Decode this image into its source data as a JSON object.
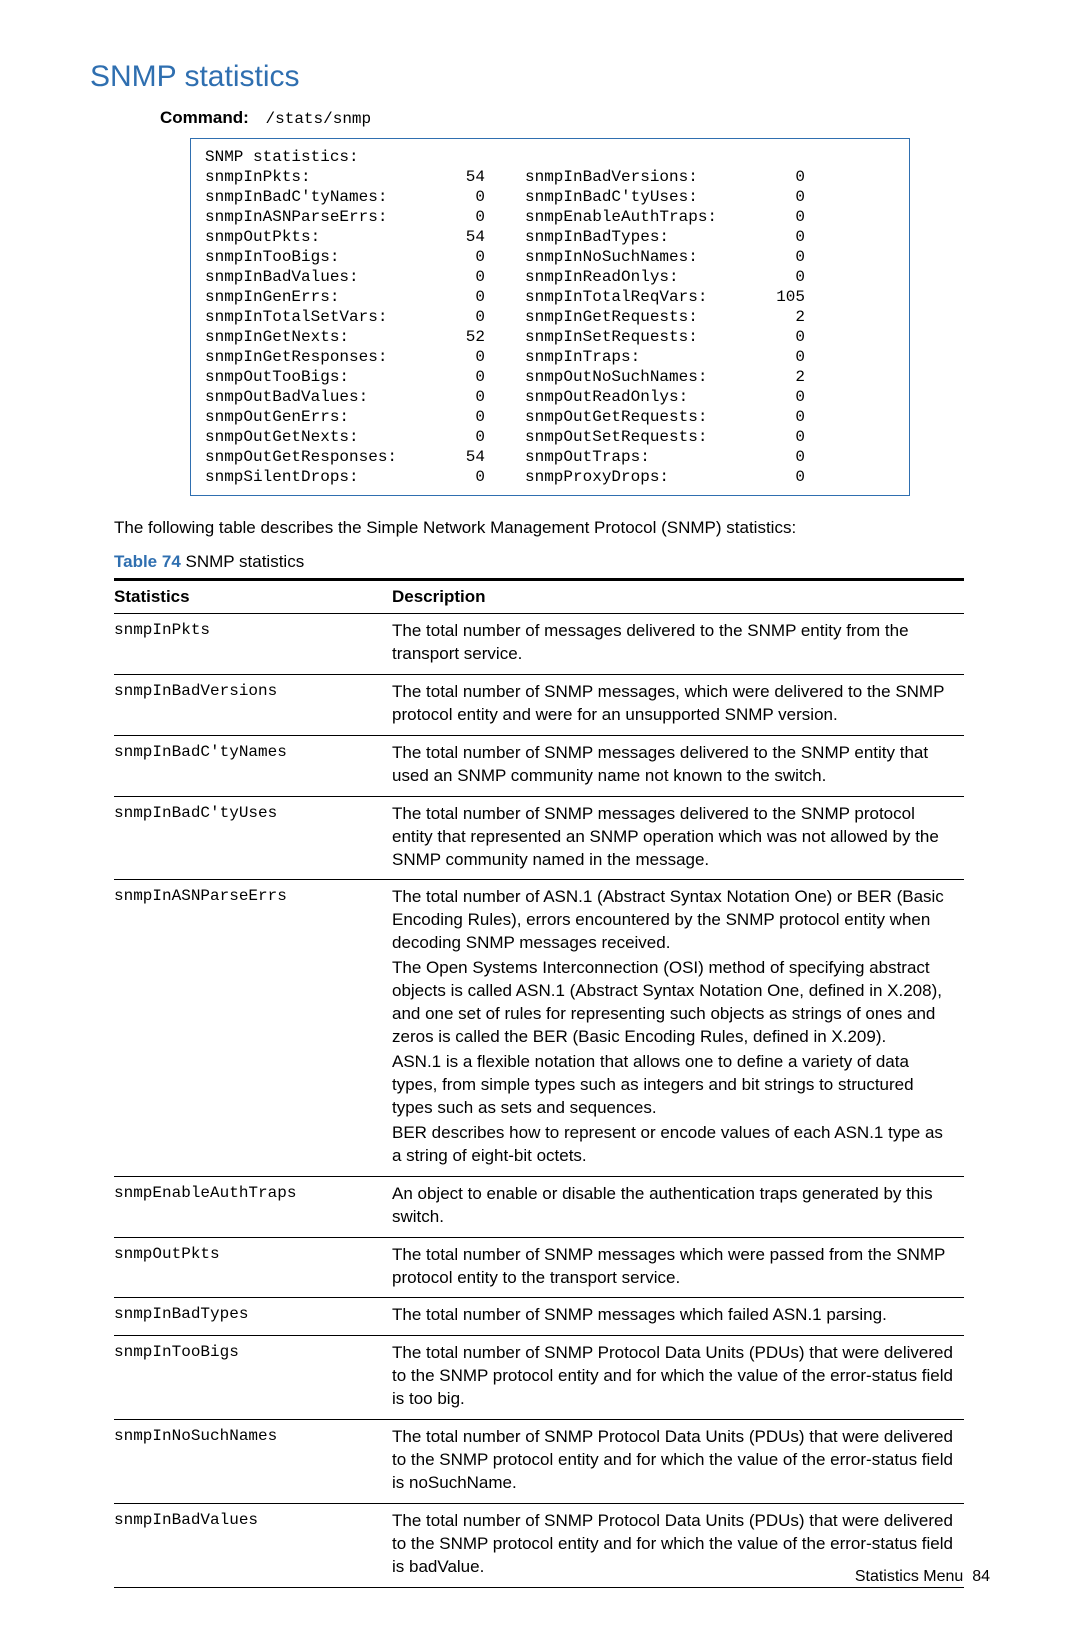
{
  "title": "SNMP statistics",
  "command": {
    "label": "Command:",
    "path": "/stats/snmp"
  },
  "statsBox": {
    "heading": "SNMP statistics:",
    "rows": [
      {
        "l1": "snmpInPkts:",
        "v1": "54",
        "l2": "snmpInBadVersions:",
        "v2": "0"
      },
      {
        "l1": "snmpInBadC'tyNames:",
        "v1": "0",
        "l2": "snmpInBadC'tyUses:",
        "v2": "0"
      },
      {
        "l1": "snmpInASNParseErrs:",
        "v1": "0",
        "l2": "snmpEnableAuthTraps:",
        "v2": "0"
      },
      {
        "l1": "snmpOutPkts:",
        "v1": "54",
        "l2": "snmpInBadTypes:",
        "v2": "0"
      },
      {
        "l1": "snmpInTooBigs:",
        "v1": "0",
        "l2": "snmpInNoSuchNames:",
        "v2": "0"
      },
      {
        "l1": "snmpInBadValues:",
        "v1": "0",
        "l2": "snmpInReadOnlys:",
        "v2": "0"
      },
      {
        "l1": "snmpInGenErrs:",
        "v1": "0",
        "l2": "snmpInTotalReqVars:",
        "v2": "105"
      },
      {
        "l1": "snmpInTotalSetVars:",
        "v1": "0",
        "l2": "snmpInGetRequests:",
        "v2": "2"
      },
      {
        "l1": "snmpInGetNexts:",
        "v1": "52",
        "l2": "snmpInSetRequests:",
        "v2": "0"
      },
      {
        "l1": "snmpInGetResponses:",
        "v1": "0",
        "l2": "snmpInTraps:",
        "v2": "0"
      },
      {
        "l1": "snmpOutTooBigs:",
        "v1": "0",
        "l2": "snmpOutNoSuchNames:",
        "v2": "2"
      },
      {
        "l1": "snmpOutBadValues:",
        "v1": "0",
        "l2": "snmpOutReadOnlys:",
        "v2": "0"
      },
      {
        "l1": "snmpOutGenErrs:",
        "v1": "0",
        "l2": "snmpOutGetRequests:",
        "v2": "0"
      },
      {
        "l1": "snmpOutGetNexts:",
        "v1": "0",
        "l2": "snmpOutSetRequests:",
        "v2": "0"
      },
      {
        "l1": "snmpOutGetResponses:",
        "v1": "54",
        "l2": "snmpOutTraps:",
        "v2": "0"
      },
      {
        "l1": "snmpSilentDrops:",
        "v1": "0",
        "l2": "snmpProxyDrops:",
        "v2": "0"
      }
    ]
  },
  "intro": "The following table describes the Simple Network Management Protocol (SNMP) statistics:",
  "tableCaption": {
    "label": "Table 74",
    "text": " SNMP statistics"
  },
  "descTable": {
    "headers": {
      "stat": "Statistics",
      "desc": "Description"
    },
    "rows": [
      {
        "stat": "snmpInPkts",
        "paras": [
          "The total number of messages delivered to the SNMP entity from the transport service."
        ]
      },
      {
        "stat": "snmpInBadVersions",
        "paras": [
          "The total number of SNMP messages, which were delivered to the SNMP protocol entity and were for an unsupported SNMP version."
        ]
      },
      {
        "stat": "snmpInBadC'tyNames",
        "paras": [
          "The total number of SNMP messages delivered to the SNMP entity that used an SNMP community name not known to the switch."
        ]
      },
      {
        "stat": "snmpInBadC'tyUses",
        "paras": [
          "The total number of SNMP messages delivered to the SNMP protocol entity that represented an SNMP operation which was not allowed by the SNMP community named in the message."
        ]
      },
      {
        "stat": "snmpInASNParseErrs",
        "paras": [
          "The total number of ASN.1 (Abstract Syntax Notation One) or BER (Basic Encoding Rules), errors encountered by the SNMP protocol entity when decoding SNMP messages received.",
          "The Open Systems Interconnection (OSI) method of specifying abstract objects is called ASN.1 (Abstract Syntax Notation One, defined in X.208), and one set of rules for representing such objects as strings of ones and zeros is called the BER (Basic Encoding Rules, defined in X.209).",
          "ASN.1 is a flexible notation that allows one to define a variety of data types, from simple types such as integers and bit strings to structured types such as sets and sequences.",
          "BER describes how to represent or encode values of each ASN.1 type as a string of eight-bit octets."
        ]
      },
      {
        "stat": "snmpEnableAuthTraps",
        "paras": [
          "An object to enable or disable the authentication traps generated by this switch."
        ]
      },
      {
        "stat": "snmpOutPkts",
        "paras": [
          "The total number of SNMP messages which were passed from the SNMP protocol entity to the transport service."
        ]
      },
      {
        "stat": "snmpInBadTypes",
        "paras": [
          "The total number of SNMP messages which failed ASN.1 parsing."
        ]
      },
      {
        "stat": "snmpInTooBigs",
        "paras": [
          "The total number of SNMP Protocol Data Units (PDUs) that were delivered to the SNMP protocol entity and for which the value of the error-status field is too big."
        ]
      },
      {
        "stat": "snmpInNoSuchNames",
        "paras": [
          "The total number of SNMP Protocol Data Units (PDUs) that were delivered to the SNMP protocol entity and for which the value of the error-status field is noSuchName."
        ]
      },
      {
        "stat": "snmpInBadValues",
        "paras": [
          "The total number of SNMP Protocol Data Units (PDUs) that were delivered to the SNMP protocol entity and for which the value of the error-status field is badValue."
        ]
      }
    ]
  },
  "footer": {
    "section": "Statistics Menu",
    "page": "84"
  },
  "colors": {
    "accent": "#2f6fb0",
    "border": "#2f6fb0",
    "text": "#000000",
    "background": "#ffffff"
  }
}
* * *
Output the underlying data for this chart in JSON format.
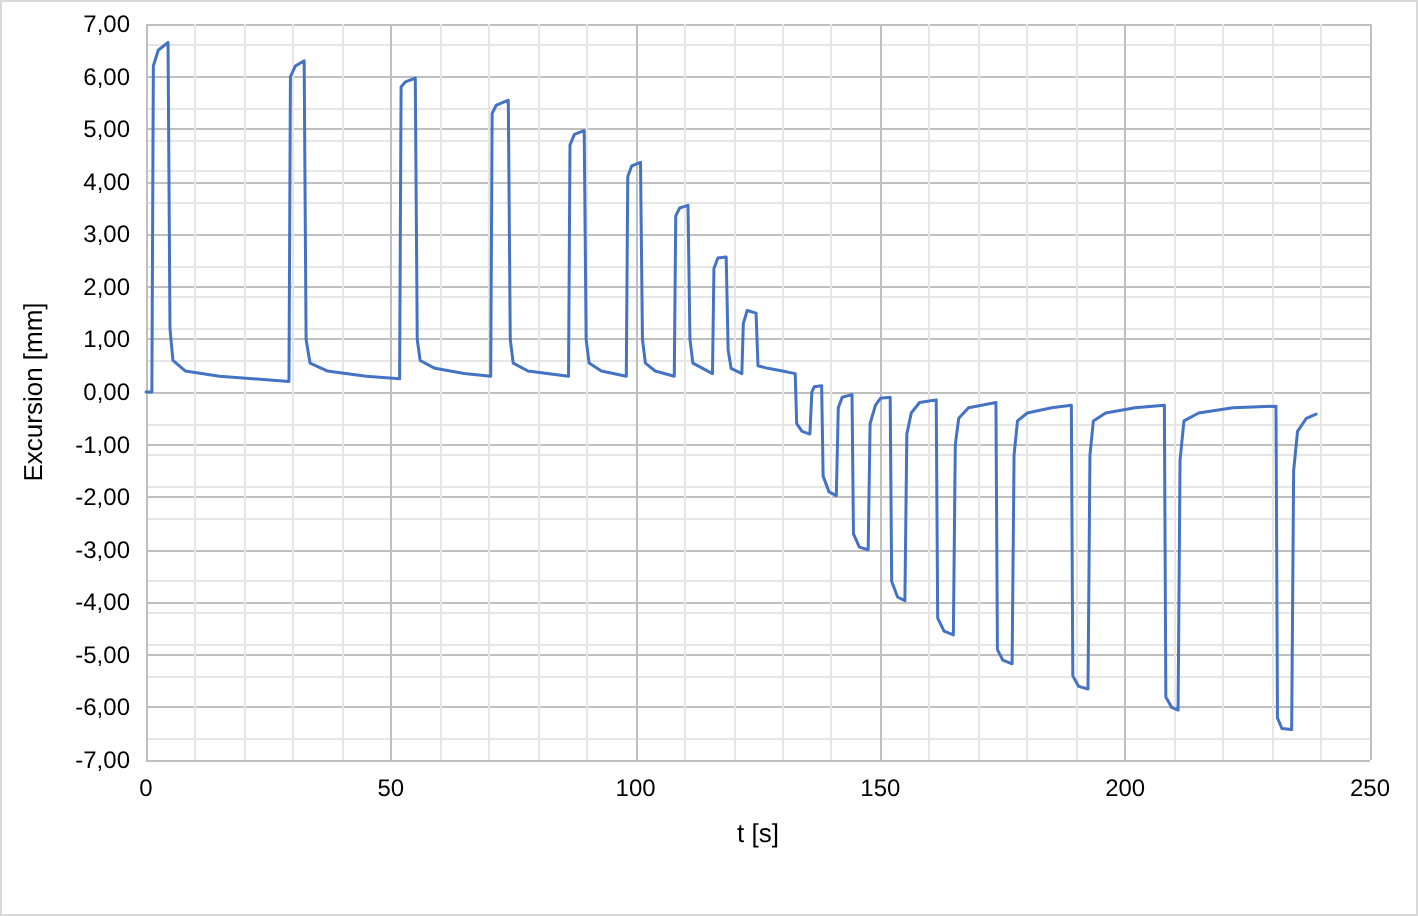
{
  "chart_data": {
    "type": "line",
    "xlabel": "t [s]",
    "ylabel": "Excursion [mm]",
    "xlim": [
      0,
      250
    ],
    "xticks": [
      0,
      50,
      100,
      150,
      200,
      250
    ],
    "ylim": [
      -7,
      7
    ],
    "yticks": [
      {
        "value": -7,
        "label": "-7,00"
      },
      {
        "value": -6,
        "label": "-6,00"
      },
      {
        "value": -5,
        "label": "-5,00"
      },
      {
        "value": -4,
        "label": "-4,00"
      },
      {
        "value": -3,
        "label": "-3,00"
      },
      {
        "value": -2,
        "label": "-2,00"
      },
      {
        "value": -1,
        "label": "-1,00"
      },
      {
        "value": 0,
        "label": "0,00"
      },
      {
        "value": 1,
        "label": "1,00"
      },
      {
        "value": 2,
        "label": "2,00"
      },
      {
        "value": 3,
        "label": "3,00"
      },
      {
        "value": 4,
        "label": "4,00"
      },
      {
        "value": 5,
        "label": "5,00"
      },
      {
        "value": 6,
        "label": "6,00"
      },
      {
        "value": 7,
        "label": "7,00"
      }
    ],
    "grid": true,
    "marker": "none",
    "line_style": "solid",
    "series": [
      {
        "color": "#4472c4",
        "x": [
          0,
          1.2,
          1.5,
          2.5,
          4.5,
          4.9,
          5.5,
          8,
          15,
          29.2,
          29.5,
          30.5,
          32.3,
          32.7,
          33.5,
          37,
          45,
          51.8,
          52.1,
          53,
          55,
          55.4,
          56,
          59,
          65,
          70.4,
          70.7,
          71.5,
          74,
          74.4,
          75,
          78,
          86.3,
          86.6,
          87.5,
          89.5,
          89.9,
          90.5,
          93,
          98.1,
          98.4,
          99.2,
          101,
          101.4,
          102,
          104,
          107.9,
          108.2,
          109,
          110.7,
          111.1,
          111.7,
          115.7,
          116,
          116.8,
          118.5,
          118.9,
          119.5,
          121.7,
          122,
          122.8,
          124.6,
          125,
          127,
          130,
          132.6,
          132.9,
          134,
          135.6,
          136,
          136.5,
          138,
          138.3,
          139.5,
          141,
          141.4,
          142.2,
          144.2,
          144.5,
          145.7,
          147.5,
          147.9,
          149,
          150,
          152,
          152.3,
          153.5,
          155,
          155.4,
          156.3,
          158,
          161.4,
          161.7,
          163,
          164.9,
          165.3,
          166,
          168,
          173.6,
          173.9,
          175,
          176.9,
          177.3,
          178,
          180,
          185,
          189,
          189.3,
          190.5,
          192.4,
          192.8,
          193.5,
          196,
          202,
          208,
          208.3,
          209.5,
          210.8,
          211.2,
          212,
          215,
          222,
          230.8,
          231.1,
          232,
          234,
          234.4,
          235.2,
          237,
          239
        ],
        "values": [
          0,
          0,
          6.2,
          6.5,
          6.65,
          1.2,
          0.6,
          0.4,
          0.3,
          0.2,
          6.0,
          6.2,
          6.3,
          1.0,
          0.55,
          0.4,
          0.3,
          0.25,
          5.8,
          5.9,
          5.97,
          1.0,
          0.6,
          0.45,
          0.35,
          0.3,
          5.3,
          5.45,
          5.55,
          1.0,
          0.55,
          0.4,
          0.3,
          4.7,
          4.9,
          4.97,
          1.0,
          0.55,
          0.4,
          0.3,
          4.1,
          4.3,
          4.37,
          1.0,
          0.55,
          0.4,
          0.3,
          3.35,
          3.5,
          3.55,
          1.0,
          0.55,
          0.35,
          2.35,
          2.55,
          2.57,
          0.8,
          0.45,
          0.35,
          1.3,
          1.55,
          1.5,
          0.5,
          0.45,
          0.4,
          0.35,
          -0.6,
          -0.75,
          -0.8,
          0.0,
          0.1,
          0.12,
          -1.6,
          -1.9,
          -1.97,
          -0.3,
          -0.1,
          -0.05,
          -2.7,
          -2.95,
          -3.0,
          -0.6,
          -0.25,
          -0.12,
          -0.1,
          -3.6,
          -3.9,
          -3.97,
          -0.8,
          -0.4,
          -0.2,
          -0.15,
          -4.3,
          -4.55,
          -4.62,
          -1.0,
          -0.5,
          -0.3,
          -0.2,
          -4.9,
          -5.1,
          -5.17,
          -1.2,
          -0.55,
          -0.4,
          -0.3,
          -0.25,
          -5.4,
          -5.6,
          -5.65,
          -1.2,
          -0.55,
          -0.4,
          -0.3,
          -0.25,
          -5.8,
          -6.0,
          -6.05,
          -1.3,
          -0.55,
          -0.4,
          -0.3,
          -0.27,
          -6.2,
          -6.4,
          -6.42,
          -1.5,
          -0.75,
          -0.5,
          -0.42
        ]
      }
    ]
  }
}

**Written problem**
Look through the entries and return every line where "snmpInASNParseErrs" appears.

**Exercise solution**
        "l1": "snmpInASNParseErrs:",
        "stat": "snmpInASNParseErrs",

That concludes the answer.